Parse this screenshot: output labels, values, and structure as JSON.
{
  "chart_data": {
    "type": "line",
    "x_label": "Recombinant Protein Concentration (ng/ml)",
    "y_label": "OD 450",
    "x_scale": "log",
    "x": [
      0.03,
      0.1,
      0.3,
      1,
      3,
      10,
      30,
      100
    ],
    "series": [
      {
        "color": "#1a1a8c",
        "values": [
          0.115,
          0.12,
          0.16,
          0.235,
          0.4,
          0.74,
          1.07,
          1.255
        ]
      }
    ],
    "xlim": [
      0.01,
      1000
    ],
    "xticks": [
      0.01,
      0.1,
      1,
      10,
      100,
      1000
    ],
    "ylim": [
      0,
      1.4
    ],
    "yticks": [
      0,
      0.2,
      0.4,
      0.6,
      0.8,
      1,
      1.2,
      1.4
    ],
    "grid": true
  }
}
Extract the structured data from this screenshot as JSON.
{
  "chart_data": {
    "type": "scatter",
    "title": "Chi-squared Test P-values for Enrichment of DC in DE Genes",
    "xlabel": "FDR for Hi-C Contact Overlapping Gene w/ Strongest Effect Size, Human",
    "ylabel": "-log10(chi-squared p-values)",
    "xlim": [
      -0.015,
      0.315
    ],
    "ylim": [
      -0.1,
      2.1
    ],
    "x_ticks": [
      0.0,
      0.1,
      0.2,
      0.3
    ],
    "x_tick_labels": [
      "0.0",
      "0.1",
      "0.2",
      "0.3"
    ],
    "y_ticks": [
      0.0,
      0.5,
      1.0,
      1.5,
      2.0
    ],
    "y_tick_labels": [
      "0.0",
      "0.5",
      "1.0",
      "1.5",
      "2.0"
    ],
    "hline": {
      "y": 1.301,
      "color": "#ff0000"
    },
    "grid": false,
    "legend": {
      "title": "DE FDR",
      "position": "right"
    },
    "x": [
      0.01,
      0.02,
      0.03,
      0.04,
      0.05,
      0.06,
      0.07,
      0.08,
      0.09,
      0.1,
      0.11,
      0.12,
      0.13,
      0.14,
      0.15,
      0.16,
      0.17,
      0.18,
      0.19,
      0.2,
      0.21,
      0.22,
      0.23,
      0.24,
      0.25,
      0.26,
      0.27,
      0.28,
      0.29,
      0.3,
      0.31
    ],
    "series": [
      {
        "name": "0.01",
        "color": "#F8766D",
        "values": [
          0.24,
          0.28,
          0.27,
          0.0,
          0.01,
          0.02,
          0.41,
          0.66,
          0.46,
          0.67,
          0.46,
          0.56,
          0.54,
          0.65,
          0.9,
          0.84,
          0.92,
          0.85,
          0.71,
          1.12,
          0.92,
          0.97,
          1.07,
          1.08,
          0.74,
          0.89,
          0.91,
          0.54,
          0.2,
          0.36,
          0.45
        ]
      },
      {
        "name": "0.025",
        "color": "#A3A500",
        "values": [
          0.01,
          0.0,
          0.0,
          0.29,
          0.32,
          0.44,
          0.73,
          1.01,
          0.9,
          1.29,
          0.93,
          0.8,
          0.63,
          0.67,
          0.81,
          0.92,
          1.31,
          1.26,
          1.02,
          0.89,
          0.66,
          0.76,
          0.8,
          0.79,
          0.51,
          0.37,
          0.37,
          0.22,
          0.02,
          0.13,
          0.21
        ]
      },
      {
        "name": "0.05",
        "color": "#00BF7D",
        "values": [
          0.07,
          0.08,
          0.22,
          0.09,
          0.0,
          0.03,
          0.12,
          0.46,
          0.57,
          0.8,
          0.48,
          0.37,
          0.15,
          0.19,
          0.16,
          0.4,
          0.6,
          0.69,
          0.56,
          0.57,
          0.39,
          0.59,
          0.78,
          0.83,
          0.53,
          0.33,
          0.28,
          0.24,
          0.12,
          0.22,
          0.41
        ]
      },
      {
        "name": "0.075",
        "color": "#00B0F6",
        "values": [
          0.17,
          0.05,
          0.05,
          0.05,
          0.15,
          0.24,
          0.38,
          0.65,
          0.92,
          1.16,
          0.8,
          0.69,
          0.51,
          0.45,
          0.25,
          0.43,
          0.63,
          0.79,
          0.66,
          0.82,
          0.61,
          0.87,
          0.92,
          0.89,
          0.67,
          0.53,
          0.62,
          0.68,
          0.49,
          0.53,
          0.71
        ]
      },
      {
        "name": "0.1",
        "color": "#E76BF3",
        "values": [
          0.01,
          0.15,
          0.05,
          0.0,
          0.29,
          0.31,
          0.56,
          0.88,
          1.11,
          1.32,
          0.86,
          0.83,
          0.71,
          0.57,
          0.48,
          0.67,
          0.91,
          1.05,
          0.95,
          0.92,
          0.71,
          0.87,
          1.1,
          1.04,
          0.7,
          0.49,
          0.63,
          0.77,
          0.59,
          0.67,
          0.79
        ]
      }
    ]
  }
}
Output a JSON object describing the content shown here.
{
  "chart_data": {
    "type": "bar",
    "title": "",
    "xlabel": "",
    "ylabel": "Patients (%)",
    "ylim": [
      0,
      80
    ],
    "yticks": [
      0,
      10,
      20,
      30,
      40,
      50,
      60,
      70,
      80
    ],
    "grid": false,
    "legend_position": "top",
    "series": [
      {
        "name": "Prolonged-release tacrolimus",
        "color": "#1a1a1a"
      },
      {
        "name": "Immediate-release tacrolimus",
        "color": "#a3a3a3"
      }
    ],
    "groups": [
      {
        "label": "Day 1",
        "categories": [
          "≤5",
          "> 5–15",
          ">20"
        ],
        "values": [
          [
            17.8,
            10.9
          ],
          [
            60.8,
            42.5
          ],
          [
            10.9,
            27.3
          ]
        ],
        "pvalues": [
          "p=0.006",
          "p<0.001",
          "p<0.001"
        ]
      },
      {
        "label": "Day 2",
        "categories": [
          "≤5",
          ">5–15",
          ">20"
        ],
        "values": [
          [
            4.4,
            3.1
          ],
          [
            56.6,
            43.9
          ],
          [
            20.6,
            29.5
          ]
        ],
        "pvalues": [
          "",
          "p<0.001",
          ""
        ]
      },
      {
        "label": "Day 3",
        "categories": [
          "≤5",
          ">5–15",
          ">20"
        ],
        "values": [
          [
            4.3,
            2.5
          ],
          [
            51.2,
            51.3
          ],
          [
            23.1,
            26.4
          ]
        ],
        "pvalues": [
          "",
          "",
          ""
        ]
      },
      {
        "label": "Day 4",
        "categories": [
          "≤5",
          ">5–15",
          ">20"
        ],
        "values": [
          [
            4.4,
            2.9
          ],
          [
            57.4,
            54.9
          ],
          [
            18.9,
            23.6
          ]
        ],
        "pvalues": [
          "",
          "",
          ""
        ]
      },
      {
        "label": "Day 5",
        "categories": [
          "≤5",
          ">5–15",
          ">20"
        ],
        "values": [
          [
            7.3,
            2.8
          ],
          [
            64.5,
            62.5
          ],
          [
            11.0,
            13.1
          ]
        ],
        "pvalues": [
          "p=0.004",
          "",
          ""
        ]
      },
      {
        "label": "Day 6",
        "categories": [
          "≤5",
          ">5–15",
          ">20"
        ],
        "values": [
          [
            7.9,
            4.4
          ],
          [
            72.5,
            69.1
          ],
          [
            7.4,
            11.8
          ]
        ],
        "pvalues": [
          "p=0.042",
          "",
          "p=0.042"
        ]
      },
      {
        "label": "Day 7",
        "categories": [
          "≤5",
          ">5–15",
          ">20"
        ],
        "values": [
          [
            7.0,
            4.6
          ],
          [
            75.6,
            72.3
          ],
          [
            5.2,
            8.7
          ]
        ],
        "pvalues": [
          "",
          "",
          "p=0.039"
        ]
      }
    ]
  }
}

——————————

This exercise requires the lines of the entries containing the string "color".

*Exercise result*
        "color": "#1a1a8c",
      "color": "#ff0000"
        "color": "#F8766D",
        "color": "#A3A500",
        "color": "#00BF7D",
        "color": "#00B0F6",
        "color": "#E76BF3",
        "color": "#1a1a1a"
        "color": "#a3a3a3"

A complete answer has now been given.